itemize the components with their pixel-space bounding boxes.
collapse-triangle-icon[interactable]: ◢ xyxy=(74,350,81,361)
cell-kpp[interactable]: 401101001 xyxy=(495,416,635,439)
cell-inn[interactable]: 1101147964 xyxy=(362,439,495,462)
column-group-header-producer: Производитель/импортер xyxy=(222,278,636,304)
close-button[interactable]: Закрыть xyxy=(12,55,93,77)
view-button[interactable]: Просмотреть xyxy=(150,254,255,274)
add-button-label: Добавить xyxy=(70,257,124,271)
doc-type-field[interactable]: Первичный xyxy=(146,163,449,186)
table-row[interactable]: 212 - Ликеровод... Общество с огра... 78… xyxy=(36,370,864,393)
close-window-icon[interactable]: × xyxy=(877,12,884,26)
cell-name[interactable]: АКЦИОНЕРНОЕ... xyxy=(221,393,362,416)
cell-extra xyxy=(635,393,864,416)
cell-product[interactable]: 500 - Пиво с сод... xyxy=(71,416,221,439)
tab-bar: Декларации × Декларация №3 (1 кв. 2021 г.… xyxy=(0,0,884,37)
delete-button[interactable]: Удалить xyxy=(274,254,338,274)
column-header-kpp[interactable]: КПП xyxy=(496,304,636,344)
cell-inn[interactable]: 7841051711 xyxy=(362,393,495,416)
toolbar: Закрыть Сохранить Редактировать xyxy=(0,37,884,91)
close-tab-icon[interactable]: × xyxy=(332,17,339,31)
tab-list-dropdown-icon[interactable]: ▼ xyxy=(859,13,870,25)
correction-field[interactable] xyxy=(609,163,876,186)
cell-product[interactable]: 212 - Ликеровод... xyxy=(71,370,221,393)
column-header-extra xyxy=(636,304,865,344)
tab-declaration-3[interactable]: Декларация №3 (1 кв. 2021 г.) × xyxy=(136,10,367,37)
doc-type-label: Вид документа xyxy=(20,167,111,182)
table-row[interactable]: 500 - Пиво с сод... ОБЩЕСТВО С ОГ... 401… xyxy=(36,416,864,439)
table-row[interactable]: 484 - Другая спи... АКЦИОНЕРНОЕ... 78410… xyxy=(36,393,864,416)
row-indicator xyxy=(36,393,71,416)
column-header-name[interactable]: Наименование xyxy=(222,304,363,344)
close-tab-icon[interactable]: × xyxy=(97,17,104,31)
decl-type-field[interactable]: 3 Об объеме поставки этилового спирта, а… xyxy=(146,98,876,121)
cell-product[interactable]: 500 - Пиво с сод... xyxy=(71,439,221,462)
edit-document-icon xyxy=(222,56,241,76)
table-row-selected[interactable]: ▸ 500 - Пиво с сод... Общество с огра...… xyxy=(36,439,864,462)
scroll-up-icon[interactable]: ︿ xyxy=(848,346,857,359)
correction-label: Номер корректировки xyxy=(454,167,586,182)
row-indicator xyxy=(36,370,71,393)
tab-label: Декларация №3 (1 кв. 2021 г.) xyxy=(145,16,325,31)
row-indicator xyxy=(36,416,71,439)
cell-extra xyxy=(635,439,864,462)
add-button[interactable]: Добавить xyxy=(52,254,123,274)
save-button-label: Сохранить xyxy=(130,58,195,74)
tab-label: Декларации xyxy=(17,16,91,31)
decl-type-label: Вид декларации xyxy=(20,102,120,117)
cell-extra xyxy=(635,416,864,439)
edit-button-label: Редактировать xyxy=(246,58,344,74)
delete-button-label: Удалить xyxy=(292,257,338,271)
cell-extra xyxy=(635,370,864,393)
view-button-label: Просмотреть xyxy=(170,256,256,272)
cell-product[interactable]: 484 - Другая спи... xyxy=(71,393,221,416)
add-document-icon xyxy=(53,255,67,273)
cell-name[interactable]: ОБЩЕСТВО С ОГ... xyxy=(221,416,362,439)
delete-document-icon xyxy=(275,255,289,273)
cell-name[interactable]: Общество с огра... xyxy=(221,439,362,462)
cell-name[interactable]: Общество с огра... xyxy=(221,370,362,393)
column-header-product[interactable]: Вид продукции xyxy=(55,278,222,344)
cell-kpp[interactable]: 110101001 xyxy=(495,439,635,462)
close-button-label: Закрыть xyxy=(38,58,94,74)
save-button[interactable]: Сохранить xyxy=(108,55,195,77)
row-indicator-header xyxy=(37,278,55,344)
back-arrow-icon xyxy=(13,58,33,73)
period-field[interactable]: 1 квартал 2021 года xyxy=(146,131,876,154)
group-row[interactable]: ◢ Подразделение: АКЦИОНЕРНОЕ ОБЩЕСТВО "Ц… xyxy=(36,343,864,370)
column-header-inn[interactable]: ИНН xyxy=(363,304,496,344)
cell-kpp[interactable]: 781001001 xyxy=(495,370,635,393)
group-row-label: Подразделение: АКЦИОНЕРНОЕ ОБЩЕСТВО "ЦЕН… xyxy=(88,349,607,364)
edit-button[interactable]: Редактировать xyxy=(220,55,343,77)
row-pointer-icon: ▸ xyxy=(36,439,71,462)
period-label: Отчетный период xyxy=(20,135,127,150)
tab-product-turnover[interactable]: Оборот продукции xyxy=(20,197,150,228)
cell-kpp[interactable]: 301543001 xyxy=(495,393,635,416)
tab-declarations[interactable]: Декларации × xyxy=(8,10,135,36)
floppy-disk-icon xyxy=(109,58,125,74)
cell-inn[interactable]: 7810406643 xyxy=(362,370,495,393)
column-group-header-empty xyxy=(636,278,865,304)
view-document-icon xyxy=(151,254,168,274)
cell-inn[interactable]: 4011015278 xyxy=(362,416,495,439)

——————

**Problem:** Reproduce verbatim the stretch from the first of the rows above through the row containing "close-button[interactable]: Закрыть xyxy=(12,55,93,77)", including both of those rows.

**Solution to this exercise:**
itemize the components with their pixel-space bounding boxes.
collapse-triangle-icon[interactable]: ◢ xyxy=(74,350,81,361)
cell-kpp[interactable]: 401101001 xyxy=(495,416,635,439)
cell-inn[interactable]: 1101147964 xyxy=(362,439,495,462)
column-group-header-producer: Производитель/импортер xyxy=(222,278,636,304)
close-button[interactable]: Закрыть xyxy=(12,55,93,77)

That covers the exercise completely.